Exercise directions:
Reproduce every record below exactly as written, but leave out any pictures.

-- start Extracted material --

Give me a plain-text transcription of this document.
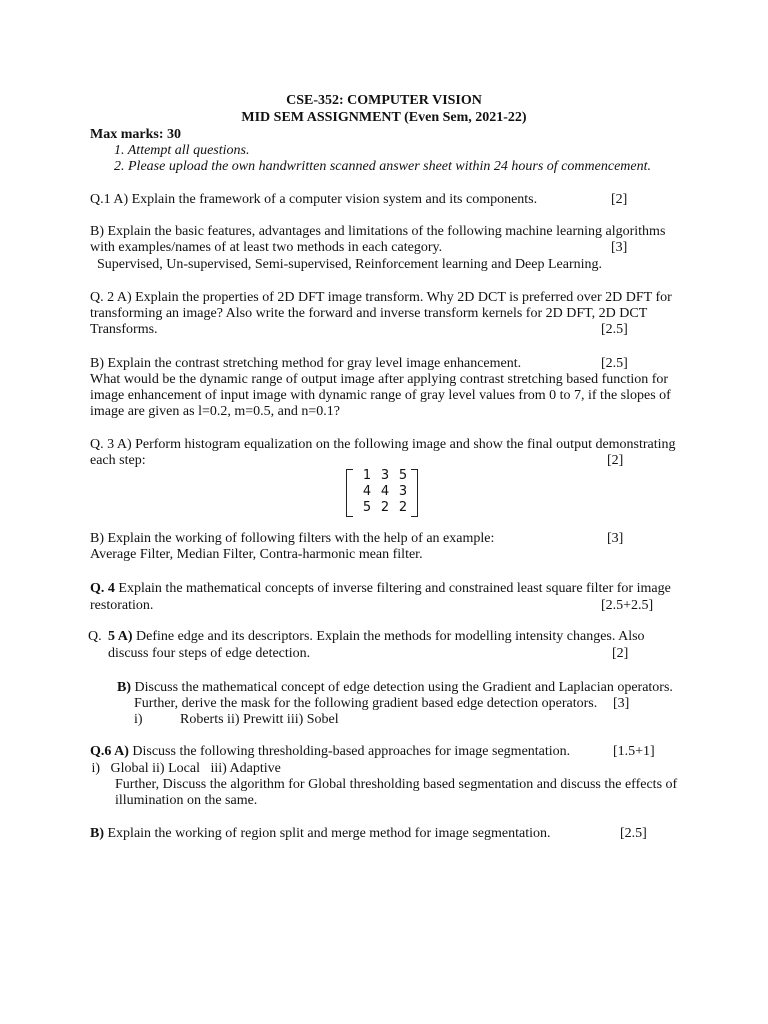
CSE-352: COMPUTER VISION
MID SEM ASSIGNMENT (Even Sem, 2021-22)
Max marks: 30
1. Attempt all questions.
2. Please upload the own handwritten scanned answer sheet within 24 hours of commencement.
Q.1 A) Explain the framework of a computer vision system and its components.	[2]
B) Explain the basic features, advantages and limitations of the following machine learning algorithms
with examples/names of at least two methods in each category.	[3]
Supervised, Un-supervised, Semi-supervised, Reinforcement learning and Deep Learning.
Q. 2 A) Explain the properties of 2D DFT image transform. Why 2D DCT is preferred over 2D DFT for
transforming an image? Also write the forward and inverse transform kernels for 2D DFT, 2D DCT
Transforms.	[2.5]
B) Explain the contrast stretching method for gray level image enhancement.	[2.5]
What would be the dynamic range of output image after applying contrast stretching based function for
image enhancement of input image with dynamic range of gray level values from 0 to 7, if the slopes of
image are given as l=0.2, m=0.5, and n=0.1?
Q. 3 A) Perform histogram equalization on the following image and show the final output demonstrating
each step:	[2]
1 3 5
4 4 3
5 2 2
B) Explain the working of following filters with the help of an example:	[3]
Average Filter, Median Filter, Contra-harmonic mean filter.
Q. 4 Explain the mathematical concepts of inverse filtering and constrained least square filter for image
restoration.	[2.5+2.5]
Q. 5 A) Define edge and its descriptors. Explain the methods for modelling intensity changes. Also
discuss four steps of edge detection.	[2]
B) Discuss the mathematical concept of edge detection using the Gradient and Laplacian operators.
Further, derive the mask for the following gradient based edge detection operators. [3]
i)	Roberts ii) Prewitt iii) Sobel
Q.6 A) Discuss the following thresholding-based approaches for image segmentation.	[1.5+1]
i)   Global ii) Local   iii) Adaptive
Further, Discuss the algorithm for Global thresholding based segmentation and discuss the effects of
illumination on the same.
B) Explain the working of region split and merge method for image segmentation.	[2.5]
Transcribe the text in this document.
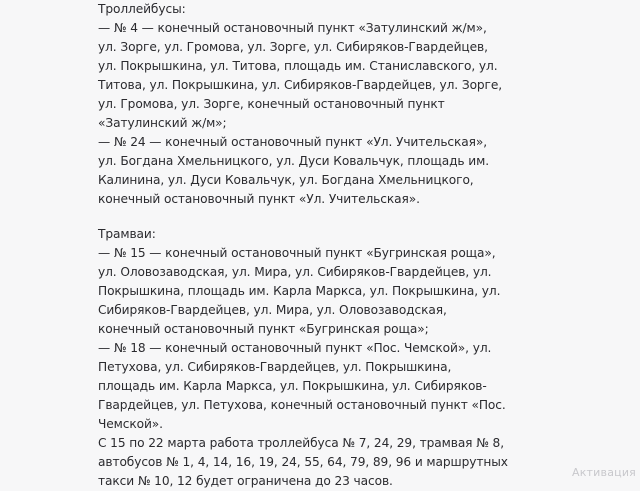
Троллейбусы:

— № 4 — конечный остановочный пункт «Затулинский ж/м», ул. Зорге, ул. Громова, ул. Зорге, ул. Сибиряков-Гвардейцев, ул. Покрышкина, ул. Титова, площадь им. Станиславского, ул. Титова, ул. Покрышкина, ул. Сибиряков-Гвардейцев, ул. Зорге, ул. Громова, ул. Зорге, конечный остановочный пункт «Затулинский ж/м»;

— № 24 — конечный остановочный пункт «Ул. Учительская», ул. Богдана Хмельницкого, ул. Дуси Ковальчук, площадь им. Калинина, ул. Дуси Ковальчук, ул. Богдана Хмельницкого, конечный остановочный пункт «Ул. Учительская».

Трамваи:

— № 15 — конечный остановочный пункт «Бугринская роща», ул. Оловозаводская, ул. Мира, ул. Сибиряков-Гвардейцев, ул. Покрышкина, площадь им. Карла Маркса, ул. Покрышкина, ул. Сибиряков-Гвардейцев, ул. Мира, ул. Оловозаводская, конечный остановочный пункт «Бугринская роща»;

— № 18 — конечный остановочный пункт «Пос. Чемской», ул. Петухова, ул. Сибиряков-Гвардейцев, ул. Покрышкина, площадь им. Карла Маркса, ул. Покрышкина, ул. Сибиряков-Гвардейцев, ул. Петухова, конечный остановочный пункт «Пос. Чемской».

С 15 по 22 марта работа троллейбуса № 7, 24, 29, трамвая № 8, автобусов № 1, 4, 14, 16, 19, 24, 55, 64, 79, 89, 96 и маршрутных такси № 10, 12 будет ограничена до 23 часов.

Активация
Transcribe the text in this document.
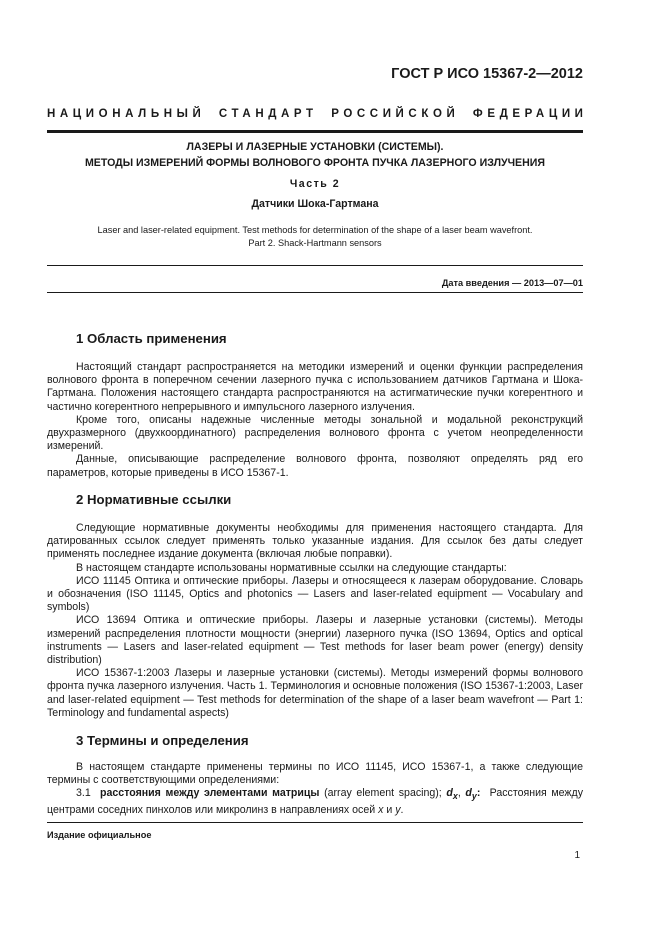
ГОСТ Р ИСО 15367-2—2012
НАЦИОНАЛЬНЫЙ СТАНДАРТ РОССИЙСКОЙ ФЕДЕРАЦИИ
ЛАЗЕРЫ И ЛАЗЕРНЫЕ УСТАНОВКИ (СИСТЕМЫ).
МЕТОДЫ ИЗМЕРЕНИЙ ФОРМЫ ВОЛНОВОГО ФРОНТА ПУЧКА ЛАЗЕРНОГО ИЗЛУЧЕНИЯ
Часть 2
Датчики Шока-Гартмана
Laser and laser-related equipment. Test methods for determination of the shape of a laser beam wavefront.
Part 2. Shack-Hartmann sensors
Дата введения — 2013—07—01
1 Область применения

Настоящий стандарт распространяется на методики измерений и оценки функции распределения волнового фронта в поперечном сечении лазерного пучка с использованием датчиков Гартмана и Шока-Гартмана. Положения настоящего стандарта распространяются на астигматические пучки когерентного и частично когерентного непрерывного и импульсного лазерного излучения.

Кроме того, описаны надежные численные методы зональной и модальной реконструкций двухразмерного (двухкоординатного) распределения волнового фронта с учетом неопределенности измерений.

Данные, описывающие распределение волнового фронта, позволяют определять ряд его параметров, которые приведены в ИСО 15367-1.

2 Нормативные ссылки

Следующие нормативные документы необходимы для применения настоящего стандарта. Для датированных ссылок следует применять только указанные издания. Для ссылок без даты следует применять последнее издание документа (включая любые поправки).

В настоящем стандарте использованы нормативные ссылки на следующие стандарты:

ИСО 11145 Оптика и оптические приборы. Лазеры и относящееся к лазерам оборудование. Словарь и обозначения (ISO 11145, Optics and photonics — Lasers and laser-related equipment — Vocabulary and symbols)

ИСО 13694 Оптика и оптические приборы. Лазеры и лазерные установки (системы). Методы измерений распределения плотности мощности (энергии) лазерного пучка (ISO 13694, Optics and optical instruments — Lasers and laser-related equipment — Test methods for laser beam power (energy) density distribution)

ИСО 15367-1:2003 Лазеры и лазерные установки (системы). Методы измерений формы волнового фронта пучка лазерного излучения. Часть 1. Терминология и основные положения (ISO 15367-1:2003, Laser and laser-related equipment — Test methods for determination of the shape of a laser beam wavefront — Part 1: Terminology and fundamental aspects)

3 Термины и определения

В настоящем стандарте применены термины по ИСО 11145, ИСО 15367-1, а также следующие термины с соответствующими определениями:

3.1 расстояния между элементами матрицы (array element spacing); $d_x$, $d_y$: Расстояния между центрами соседних пинхолов или микролинз в направлениях осей x и y.

Издание официальное
1
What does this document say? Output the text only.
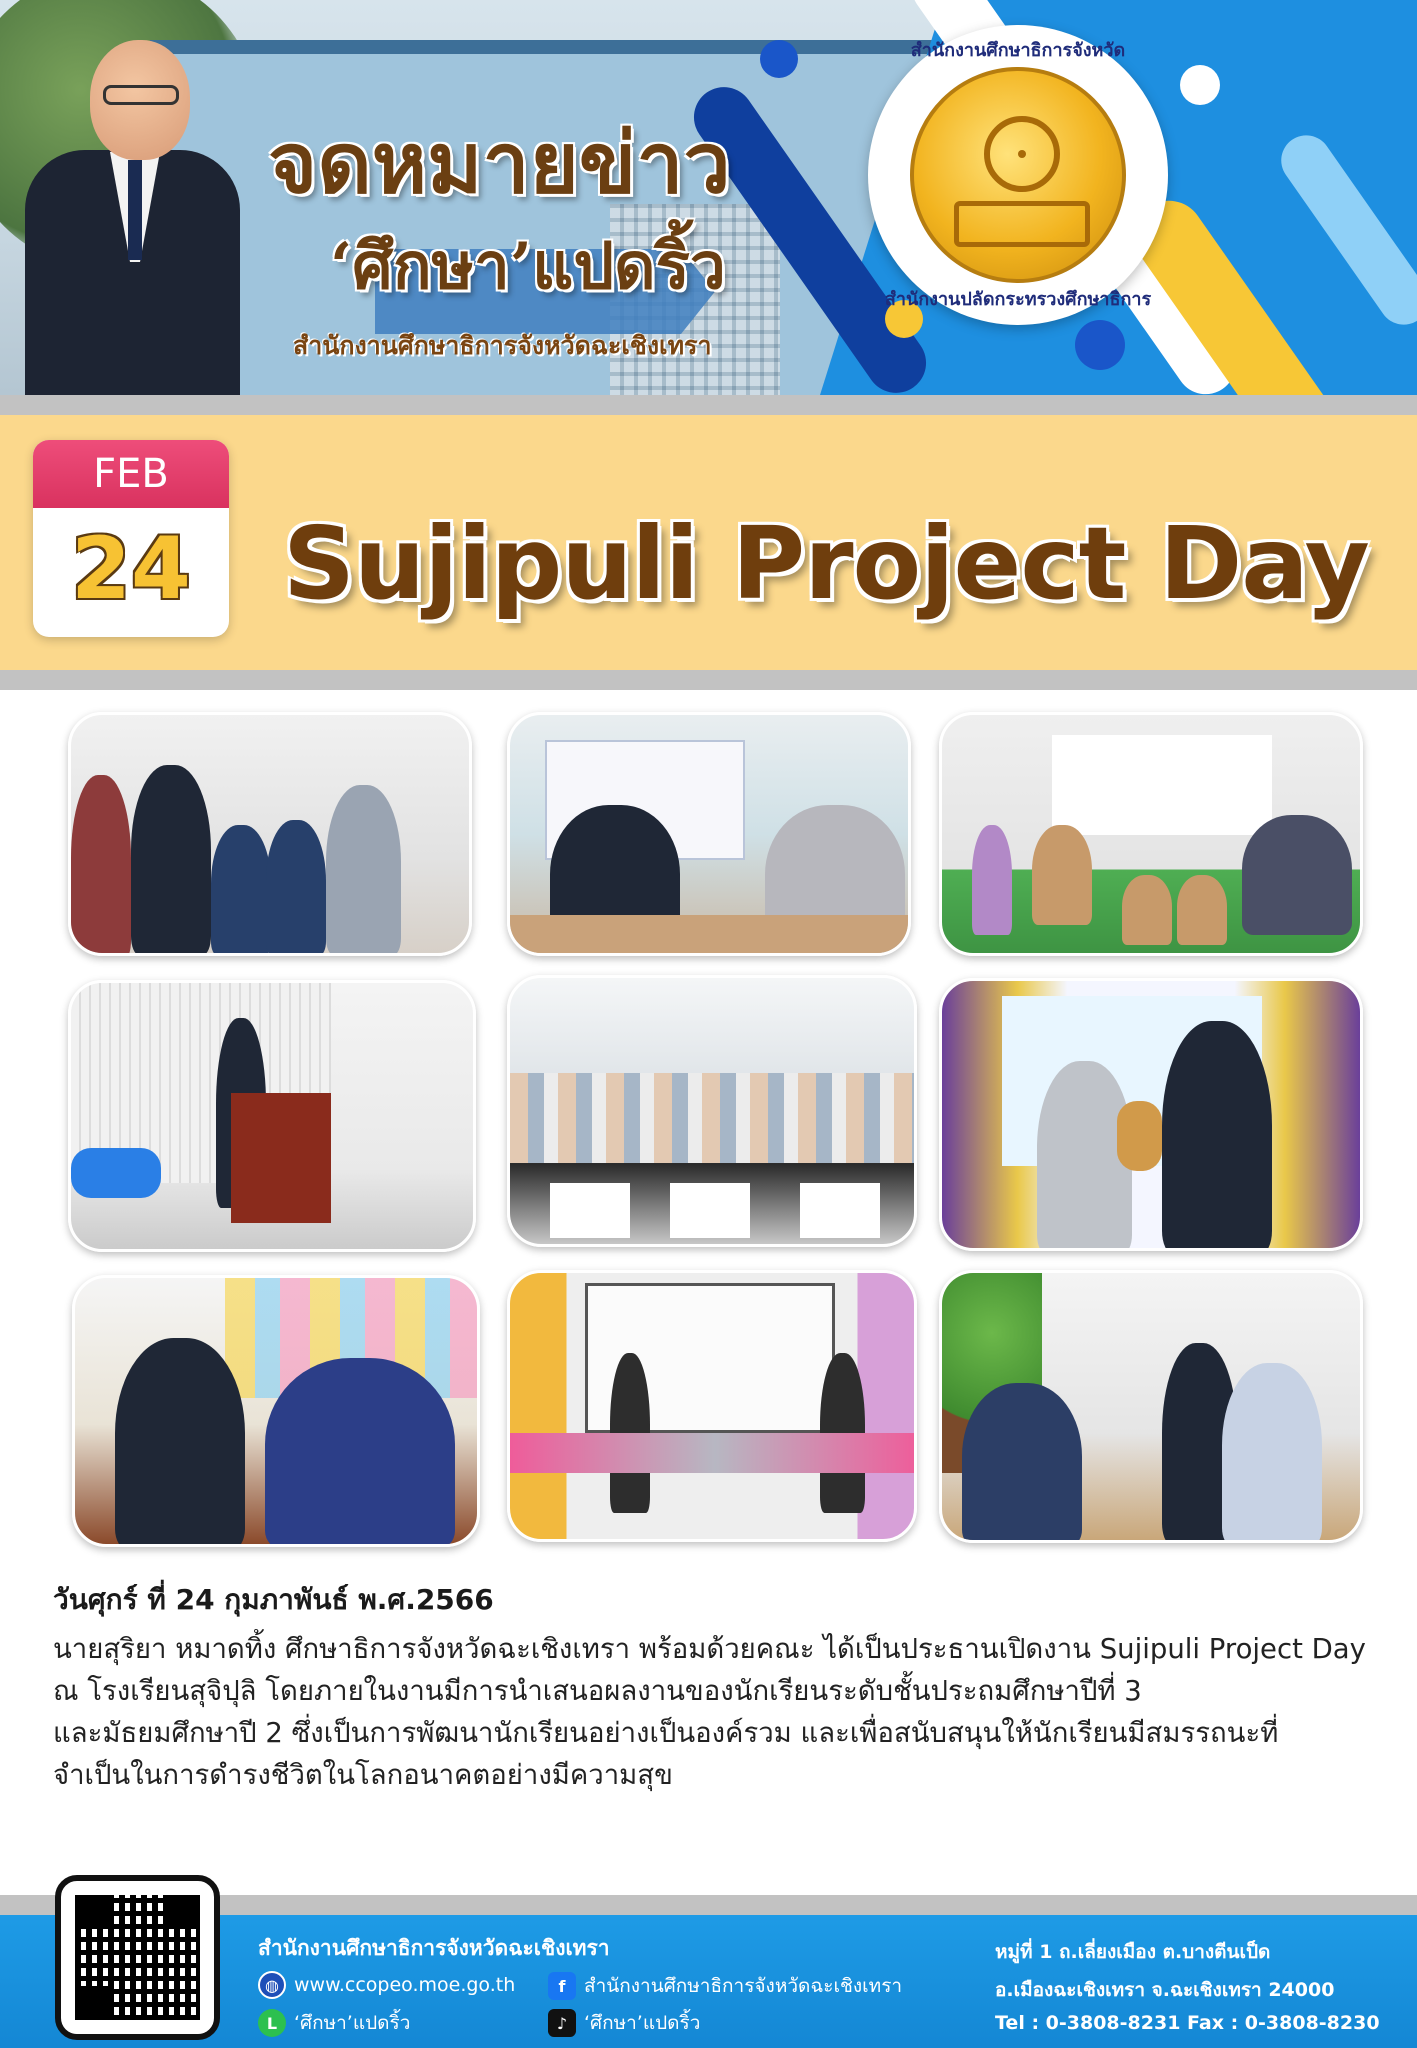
จดหมายข่าว
‘ศึกษา’แปดริ้ว
สำนักงานศึกษาธิการจังหวัดฉะเชิงเทรา
สำนักงานศึกษาธิการจังหวัด
สำนักงานปลัดกระทรวงศึกษาธิการ
FEB
24 Sujipuli Project Day
วันศุกร์ ที่ 24 กุมภาพันธ์ พ.ศ.2566

นายสุริยา หมาดทิ้ง ศึกษาธิการจังหวัดฉะเชิงเทรา พร้อมด้วยคณะ ได้เป็นประธานเปิดงาน Sujipuli Project Day

ณ โรงเรียนสุจิปุลิ โดยภายในงานมีการนำเสนอผลงานของนักเรียนระดับชั้นประถมศึกษาปีที่ 3

และมัธยมศึกษาปี 2 ซึ่งเป็นการพัฒนานักเรียนอย่างเป็นองค์รวม และเพื่อสนับสนุนให้นักเรียนมีสมรรถนะที่

จำเป็นในการดำรงชีวิตในโลกอนาคตอย่างมีความสุข

สำนักงานศึกษาธิการจังหวัดฉะเชิงเทรา
◍ www.ccopeo.moe.go.th	f สำนักงานศึกษาธิการจังหวัดฉะเชิงเทรา
L ‘ศึกษา’แปดริ้ว	♪ ‘ศึกษา’แปดริ้ว
หมู่ที่ 1 ถ.เลี่ยงเมือง ต.บางตีนเป็ด
อ.เมืองฉะเชิงเทรา จ.ฉะเชิงเทรา 24000
Tel : 0-3808-8231 Fax : 0-3808-8230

-- end Extracted material --

Complete answer:
Give me a plain-text transcription of this document.
CSE-352: COMPUTER VISION
MID SEM ASSIGNMENT (Even Sem, 2021-22)
Max marks: 30
1. Attempt all questions.
2. Please upload the own handwritten scanned answer sheet within 24 hours of commencement.
Q.1 A) Explain the framework of a computer vision system and its components.	[2]
B) Explain the basic features, advantages and limitations of the following machine learning algorithms
with examples/names of at least two methods in each category.	[3]
Supervised, Un-supervised, Semi-supervised, Reinforcement learning and Deep Learning.
Q. 2 A) Explain the properties of 2D DFT image transform. Why 2D DCT is preferred over 2D DFT for
transforming an image? Also write the forward and inverse transform kernels for 2D DFT, 2D DCT
Transforms.	[2.5]
B) Explain the contrast stretching method for gray level image enhancement.	[2.5]
What would be the dynamic range of output image after applying contrast stretching based function for
image enhancement of input image with dynamic range of gray level values from 0 to 7, if the slopes of
image are given as l=0.2, m=0.5, and n=0.1?
Q. 3 A) Perform histogram equalization on the following image and show the final output demonstrating
each step:	[2]
1 3 5
4 4 3
5 2 2
B) Explain the working of following filters with the help of an example:	[3]
Average Filter, Median Filter, Contra-harmonic mean filter.
Q. 4 Explain the mathematical concepts of inverse filtering and constrained least square filter for image
restoration.	[2.5+2.5]
Q. 5 A) Define edge and its descriptors. Explain the methods for modelling intensity changes. Also
discuss four steps of edge detection.	[2]
B) Discuss the mathematical concept of edge detection using the Gradient and Laplacian operators.
Further, derive the mask for the following gradient based edge detection operators. [3]
i)	Roberts ii) Prewitt iii) Sobel
Q.6 A) Discuss the following thresholding-based approaches for image segmentation.	[1.5+1]
i)   Global ii) Local   iii) Adaptive
Further, Discuss the algorithm for Global thresholding based segmentation and discuss the effects of
illumination on the same.
B) Explain the working of region split and merge method for image segmentation.	[2.5]
Transcribe the text in this document.
Троллейбусы:

— № 4 — конечный остановочный пункт «Затулинский ж/м», ул. Зорге, ул. Громова, ул. Зорге, ул. Сибиряков-Гвардейцев, ул. Покрышкина, ул. Титова, площадь им. Станиславского, ул. Титова, ул. Покрышкина, ул. Сибиряков-Гвардейцев, ул. Зорге, ул. Громова, ул. Зорге, конечный остановочный пункт «Затулинский ж/м»;

— № 24 — конечный остановочный пункт «Ул. Учительская», ул. Богдана Хмельницкого, ул. Дуси Ковальчук, площадь им. Калинина, ул. Дуси Ковальчук, ул. Богдана Хмельницкого, конечный остановочный пункт «Ул. Учительская».

Трамваи:

— № 15 — конечный остановочный пункт «Бугринская роща», ул. Оловозаводская, ул. Мира, ул. Сибиряков-Гвардейцев, ул. Покрышкина, площадь им. Карла Маркса, ул. Покрышкина, ул. Сибиряков-Гвардейцев, ул. Мира, ул. Оловозаводская, конечный остановочный пункт «Бугринская роща»;

— № 18 — конечный остановочный пункт «Пос. Чемской», ул. Петухова, ул. Сибиряков-Гвардейцев, ул. Покрышкина, площадь им. Карла Маркса, ул. Покрышкина, ул. Сибиряков-Гвардейцев, ул. Петухова, конечный остановочный пункт «Пос. Чемской».

С 15 по 22 марта работа троллейбуса № 7, 24, 29, трамвая № 8, автобусов № 1, 4, 14, 16, 19, 24, 55, 64, 79, 89, 96 и маршрутных такси № 10, 12 будет ограничена до 23 часов.

Активация
Transcribe the text in this document.
ГОСТ Р ИСО 15367-2—2012
НАЦИОНАЛЬНЫЙ СТАНДАРТ РОССИЙСКОЙ ФЕДЕРАЦИИ
ЛАЗЕРЫ И ЛАЗЕРНЫЕ УСТАНОВКИ (СИСТЕМЫ).
МЕТОДЫ ИЗМЕРЕНИЙ ФОРМЫ ВОЛНОВОГО ФРОНТА ПУЧКА ЛАЗЕРНОГО ИЗЛУЧЕНИЯ
Часть 2
Датчики Шока-Гартмана
Laser and laser-related equipment. Test methods for determination of the shape of a laser beam wavefront.
Part 2. Shack-Hartmann sensors
Дата введения — 2013—07—01
1 Область применения

Настоящий стандарт распространяется на методики измерений и оценки функции распределения волнового фронта в поперечном сечении лазерного пучка с использованием датчиков Гартмана и Шока-Гартмана. Положения настоящего стандарта распространяются на астигматические пучки когерентного и частично когерентного непрерывного и импульсного лазерного излучения.

Кроме того, описаны надежные численные методы зональной и модальной реконструкций двухразмерного (двухкоординатного) распределения волнового фронта с учетом неопределенности измерений.

Данные, описывающие распределение волнового фронта, позволяют определять ряд его параметров, которые приведены в ИСО 15367-1.

2 Нормативные ссылки

Следующие нормативные документы необходимы для применения настоящего стандарта. Для датированных ссылок следует применять только указанные издания. Для ссылок без даты следует применять последнее издание документа (включая любые поправки).

В настоящем стандарте использованы нормативные ссылки на следующие стандарты:

ИСО 11145 Оптика и оптические приборы. Лазеры и относящееся к лазерам оборудование. Словарь и обозначения (ISO 11145, Optics and photonics — Lasers and laser-related equipment — Vocabulary and symbols)

ИСО 13694 Оптика и оптические приборы. Лазеры и лазерные установки (системы). Методы измерений распределения плотности мощности (энергии) лазерного пучка (ISO 13694, Optics and optical instruments — Lasers and laser-related equipment — Test methods for laser beam power (energy) density distribution)

ИСО 15367-1:2003 Лазеры и лазерные установки (системы). Методы измерений формы волнового фронта пучка лазерного излучения. Часть 1. Терминология и основные положения (ISO 15367-1:2003, Laser and laser-related equipment — Test methods for determination of the shape of a laser beam wavefront — Part 1: Terminology and fundamental aspects)

3 Термины и определения

В настоящем стандарте применены термины по ИСО 11145, ИСО 15367-1, а также следующие термины с соответствующими определениями:

3.1 расстояния между элементами матрицы (array element spacing); $d_x$, $d_y$: Расстояния между центрами соседних пинхолов или микролинз в направлениях осей x и y.

Издание официальное
1
What does this document say? Output the text only.
จดหมายข่าว
‘ศึกษา’แปดริ้ว
สำนักงานศึกษาธิการจังหวัดฉะเชิงเทรา
สำนักงานศึกษาธิการจังหวัด
สำนักงานปลัดกระทรวงศึกษาธิการ
FEB
24 Sujipuli Project Day
วันศุกร์ ที่ 24 กุมภาพันธ์ พ.ศ.2566

นายสุริยา หมาดทิ้ง ศึกษาธิการจังหวัดฉะเชิงเทรา พร้อมด้วยคณะ ได้เป็นประธานเปิดงาน Sujipuli Project Day

ณ โรงเรียนสุจิปุลิ โดยภายในงานมีการนำเสนอผลงานของนักเรียนระดับชั้นประถมศึกษาปีที่ 3

และมัธยมศึกษาปี 2 ซึ่งเป็นการพัฒนานักเรียนอย่างเป็นองค์รวม และเพื่อสนับสนุนให้นักเรียนมีสมรรถนะที่

จำเป็นในการดำรงชีวิตในโลกอนาคตอย่างมีความสุข

สำนักงานศึกษาธิการจังหวัดฉะเชิงเทรา
◍ www.ccopeo.moe.go.th	f สำนักงานศึกษาธิการจังหวัดฉะเชิงเทรา
L ‘ศึกษา’แปดริ้ว	♪ ‘ศึกษา’แปดริ้ว
หมู่ที่ 1 ถ.เลี่ยงเมือง ต.บางตีนเป็ด
อ.เมืองฉะเชิงเทรา จ.ฉะเชิงเทรา 24000
Tel : 0-3808-8231 Fax : 0-3808-8230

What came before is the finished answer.